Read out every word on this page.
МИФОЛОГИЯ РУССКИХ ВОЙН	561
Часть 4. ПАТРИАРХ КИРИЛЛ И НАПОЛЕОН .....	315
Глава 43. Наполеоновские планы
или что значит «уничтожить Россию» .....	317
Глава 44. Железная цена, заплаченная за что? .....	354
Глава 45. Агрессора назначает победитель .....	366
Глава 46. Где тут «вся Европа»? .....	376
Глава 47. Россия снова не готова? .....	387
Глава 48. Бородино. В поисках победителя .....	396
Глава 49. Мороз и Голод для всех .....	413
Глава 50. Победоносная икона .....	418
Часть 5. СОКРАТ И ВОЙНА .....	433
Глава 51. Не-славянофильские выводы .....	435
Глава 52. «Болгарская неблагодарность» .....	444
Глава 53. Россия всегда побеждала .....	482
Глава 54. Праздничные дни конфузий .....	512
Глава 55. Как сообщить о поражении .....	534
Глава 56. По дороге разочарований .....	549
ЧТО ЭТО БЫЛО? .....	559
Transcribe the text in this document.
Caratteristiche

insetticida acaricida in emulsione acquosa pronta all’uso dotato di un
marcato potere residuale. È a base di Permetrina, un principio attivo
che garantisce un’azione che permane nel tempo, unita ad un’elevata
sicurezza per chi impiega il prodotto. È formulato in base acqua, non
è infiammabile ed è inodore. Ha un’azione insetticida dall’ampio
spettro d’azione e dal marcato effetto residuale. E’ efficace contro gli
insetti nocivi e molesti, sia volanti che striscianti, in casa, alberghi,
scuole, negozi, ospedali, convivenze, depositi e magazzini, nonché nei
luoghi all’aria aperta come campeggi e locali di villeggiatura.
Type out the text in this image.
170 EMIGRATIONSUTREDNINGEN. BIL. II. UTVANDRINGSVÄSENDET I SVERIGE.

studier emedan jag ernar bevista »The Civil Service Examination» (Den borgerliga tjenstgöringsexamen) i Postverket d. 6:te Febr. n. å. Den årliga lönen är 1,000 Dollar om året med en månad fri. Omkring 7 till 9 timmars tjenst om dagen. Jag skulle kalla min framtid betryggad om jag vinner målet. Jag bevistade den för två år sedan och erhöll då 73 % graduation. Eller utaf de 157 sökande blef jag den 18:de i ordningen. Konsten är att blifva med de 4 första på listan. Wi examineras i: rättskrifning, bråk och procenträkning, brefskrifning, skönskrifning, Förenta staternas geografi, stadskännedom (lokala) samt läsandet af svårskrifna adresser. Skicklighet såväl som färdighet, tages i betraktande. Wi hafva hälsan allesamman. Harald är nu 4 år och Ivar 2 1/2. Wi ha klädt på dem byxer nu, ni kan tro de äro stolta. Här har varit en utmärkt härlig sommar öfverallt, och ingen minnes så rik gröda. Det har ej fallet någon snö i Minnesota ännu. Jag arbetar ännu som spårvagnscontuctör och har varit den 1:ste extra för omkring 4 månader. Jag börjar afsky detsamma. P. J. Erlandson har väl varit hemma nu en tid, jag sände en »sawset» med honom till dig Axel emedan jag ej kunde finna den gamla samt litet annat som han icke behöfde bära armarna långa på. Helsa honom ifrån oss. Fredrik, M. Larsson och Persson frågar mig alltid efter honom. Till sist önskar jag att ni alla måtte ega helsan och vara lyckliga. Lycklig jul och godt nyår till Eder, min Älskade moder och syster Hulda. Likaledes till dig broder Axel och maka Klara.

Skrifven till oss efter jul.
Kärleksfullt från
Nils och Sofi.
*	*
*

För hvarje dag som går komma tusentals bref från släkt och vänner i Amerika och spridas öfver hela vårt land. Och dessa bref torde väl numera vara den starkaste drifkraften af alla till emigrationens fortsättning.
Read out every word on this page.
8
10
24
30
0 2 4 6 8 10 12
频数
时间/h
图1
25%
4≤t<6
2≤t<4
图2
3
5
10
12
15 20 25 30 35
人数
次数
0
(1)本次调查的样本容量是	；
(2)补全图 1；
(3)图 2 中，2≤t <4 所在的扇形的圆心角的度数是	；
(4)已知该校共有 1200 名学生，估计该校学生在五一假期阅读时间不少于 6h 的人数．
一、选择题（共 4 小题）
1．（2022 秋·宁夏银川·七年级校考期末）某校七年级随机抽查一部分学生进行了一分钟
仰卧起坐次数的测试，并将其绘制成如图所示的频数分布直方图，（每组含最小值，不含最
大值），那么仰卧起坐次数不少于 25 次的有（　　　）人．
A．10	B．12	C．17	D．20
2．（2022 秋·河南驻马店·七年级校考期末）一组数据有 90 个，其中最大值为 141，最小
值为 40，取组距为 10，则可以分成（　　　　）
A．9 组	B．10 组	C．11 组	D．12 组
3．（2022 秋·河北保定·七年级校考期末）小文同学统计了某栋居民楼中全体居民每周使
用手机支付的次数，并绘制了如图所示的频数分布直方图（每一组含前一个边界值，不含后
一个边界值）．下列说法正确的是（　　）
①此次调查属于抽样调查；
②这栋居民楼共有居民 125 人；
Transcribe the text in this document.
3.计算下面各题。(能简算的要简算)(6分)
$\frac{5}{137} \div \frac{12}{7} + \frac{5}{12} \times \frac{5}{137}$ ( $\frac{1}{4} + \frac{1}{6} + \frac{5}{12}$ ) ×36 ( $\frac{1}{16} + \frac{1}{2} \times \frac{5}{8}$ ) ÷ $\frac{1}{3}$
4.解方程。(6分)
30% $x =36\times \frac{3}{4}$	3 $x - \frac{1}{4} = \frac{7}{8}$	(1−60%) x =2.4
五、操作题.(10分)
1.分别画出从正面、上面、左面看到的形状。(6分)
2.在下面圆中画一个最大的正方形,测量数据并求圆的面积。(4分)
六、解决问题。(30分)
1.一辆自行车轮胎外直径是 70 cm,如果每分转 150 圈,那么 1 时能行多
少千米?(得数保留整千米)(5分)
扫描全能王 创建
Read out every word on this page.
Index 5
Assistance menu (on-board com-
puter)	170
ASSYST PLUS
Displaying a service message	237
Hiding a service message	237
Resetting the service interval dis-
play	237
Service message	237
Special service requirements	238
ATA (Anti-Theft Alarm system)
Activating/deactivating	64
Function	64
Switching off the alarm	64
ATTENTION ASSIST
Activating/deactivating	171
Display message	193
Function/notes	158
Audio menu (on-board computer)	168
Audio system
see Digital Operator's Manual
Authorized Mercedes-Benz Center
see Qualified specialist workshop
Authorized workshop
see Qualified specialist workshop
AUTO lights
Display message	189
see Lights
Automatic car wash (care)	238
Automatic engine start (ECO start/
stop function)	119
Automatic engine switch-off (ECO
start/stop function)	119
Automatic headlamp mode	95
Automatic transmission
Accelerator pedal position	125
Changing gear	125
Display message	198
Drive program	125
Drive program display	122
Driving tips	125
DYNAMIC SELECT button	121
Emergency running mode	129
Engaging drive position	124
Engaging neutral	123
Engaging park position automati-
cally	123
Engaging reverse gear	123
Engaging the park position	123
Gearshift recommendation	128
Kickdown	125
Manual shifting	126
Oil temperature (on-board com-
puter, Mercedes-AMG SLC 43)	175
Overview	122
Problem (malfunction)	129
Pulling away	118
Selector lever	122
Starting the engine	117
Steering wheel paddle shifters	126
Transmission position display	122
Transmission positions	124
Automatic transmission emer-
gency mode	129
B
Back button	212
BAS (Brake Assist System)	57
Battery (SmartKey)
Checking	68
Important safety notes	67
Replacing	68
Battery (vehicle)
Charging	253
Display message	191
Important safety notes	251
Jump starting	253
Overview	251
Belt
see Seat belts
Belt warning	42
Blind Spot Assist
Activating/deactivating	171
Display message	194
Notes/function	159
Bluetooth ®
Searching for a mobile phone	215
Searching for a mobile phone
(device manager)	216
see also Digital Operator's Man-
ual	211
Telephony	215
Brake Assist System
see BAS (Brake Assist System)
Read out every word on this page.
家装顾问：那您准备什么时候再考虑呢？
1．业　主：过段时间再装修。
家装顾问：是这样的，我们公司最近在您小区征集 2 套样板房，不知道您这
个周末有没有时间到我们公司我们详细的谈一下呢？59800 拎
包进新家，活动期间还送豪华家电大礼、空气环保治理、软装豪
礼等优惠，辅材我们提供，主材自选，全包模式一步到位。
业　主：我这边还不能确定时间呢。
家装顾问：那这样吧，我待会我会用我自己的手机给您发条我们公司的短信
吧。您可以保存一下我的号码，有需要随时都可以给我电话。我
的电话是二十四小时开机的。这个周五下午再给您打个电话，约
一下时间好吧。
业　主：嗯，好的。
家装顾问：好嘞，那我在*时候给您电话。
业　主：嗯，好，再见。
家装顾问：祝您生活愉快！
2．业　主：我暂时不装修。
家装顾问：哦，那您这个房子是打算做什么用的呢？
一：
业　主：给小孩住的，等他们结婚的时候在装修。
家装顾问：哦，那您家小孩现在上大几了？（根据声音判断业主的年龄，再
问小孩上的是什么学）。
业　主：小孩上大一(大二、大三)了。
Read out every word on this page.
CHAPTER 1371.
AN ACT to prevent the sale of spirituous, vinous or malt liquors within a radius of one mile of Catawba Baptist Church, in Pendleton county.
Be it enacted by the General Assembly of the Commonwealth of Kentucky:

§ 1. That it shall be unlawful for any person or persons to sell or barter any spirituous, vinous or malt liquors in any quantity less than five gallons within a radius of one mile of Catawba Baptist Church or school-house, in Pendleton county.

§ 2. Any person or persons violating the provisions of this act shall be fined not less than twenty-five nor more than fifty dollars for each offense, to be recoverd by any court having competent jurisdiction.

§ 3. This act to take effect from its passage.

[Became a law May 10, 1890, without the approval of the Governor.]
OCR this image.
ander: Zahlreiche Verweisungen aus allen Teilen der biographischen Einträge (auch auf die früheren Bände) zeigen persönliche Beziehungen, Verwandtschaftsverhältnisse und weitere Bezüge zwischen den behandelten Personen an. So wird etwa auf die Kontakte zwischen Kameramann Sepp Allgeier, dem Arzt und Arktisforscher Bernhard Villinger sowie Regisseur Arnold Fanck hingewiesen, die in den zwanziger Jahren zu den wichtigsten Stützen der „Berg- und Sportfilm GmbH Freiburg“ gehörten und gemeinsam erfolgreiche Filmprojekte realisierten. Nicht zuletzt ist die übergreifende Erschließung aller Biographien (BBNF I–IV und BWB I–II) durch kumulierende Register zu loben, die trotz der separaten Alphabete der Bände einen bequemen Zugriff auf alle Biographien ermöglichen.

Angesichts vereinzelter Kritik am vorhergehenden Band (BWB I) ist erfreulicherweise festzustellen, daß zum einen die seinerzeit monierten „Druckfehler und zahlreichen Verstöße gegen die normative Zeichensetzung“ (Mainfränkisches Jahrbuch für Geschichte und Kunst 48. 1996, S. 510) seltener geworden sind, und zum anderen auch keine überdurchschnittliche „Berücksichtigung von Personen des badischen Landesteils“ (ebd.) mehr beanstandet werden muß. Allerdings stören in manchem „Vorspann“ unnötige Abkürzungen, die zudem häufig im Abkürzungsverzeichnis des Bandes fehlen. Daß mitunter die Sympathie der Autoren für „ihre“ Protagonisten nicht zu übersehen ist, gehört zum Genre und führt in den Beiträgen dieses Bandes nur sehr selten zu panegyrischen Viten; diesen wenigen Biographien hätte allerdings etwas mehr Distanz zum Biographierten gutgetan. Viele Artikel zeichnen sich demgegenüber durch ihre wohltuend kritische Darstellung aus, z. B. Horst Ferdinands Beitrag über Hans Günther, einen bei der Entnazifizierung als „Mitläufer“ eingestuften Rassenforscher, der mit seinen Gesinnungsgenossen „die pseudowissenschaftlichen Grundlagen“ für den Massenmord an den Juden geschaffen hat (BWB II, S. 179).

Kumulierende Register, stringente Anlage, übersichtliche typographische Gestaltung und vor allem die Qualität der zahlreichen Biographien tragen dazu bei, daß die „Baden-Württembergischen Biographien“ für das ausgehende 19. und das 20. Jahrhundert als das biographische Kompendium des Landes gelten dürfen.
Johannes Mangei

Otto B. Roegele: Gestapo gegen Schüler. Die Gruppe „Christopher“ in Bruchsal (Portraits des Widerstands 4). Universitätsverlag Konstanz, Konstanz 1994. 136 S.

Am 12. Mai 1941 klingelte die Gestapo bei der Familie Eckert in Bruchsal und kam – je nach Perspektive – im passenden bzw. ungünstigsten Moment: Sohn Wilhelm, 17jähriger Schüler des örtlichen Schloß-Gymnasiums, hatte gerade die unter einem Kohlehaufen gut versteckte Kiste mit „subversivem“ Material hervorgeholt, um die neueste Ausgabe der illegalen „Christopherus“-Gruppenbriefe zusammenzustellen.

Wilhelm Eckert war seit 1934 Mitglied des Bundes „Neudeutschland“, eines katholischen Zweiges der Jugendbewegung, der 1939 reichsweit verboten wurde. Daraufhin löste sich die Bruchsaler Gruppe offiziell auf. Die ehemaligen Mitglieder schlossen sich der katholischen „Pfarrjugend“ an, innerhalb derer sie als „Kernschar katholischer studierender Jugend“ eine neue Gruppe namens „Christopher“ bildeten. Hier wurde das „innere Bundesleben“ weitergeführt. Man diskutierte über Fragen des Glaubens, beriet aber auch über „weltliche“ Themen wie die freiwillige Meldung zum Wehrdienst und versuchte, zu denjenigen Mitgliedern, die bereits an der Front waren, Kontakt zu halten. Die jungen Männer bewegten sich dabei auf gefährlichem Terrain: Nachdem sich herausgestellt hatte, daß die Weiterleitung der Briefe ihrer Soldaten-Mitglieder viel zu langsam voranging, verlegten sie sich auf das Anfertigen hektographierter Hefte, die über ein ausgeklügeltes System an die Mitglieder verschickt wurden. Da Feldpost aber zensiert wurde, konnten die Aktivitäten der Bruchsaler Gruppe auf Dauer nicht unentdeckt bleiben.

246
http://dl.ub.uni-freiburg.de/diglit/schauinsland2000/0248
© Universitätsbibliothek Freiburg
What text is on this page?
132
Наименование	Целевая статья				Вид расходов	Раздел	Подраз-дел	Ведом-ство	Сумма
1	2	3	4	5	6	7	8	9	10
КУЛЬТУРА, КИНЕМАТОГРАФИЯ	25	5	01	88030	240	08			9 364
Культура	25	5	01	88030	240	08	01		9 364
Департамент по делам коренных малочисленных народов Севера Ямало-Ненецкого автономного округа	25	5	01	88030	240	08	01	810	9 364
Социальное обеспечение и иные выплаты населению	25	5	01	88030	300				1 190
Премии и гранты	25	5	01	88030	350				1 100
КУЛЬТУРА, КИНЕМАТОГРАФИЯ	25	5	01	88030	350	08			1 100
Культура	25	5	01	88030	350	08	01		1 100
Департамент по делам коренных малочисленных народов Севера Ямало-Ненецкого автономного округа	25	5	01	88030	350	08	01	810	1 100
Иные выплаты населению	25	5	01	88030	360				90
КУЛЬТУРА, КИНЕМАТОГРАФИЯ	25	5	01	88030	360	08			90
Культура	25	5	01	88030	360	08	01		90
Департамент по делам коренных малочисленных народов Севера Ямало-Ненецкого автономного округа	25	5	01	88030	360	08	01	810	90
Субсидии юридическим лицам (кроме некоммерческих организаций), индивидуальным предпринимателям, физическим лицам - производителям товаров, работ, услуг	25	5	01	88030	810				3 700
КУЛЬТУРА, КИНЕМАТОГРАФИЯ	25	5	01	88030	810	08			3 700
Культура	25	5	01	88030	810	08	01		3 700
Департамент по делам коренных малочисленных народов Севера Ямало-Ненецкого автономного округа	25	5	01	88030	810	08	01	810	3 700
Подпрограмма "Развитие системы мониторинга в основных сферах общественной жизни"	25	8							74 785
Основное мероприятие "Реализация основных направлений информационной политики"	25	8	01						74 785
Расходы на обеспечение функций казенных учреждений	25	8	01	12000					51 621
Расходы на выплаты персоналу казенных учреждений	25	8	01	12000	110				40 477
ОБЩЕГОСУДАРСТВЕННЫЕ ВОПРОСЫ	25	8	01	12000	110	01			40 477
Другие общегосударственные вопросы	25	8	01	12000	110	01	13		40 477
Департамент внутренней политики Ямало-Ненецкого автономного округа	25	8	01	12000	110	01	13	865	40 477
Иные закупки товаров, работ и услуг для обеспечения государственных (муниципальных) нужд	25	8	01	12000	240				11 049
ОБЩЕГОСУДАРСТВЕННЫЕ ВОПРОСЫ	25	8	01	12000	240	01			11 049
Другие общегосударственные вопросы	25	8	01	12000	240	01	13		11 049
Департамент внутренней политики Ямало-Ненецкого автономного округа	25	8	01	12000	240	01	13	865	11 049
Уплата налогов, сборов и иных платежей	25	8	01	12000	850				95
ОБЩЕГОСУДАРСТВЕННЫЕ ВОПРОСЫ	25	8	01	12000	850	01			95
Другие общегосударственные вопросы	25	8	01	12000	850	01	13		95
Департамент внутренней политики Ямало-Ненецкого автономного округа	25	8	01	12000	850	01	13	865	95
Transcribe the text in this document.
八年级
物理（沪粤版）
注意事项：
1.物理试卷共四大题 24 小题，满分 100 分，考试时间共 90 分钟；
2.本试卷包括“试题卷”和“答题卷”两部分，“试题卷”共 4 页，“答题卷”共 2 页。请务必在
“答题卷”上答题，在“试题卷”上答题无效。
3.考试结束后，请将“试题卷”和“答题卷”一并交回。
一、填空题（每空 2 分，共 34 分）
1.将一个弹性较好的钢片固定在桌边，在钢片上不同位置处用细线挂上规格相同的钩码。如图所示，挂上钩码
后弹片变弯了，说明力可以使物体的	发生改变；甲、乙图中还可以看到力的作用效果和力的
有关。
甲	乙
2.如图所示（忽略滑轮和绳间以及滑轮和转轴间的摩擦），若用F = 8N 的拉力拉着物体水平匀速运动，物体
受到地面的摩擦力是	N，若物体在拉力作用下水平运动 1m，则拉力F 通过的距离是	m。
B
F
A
* * * * * * * * *
### To do
Copy every line of the records above that contains "Manual".

### Solution to this exercise
see Digital Operator's Manual
Manual shifting	126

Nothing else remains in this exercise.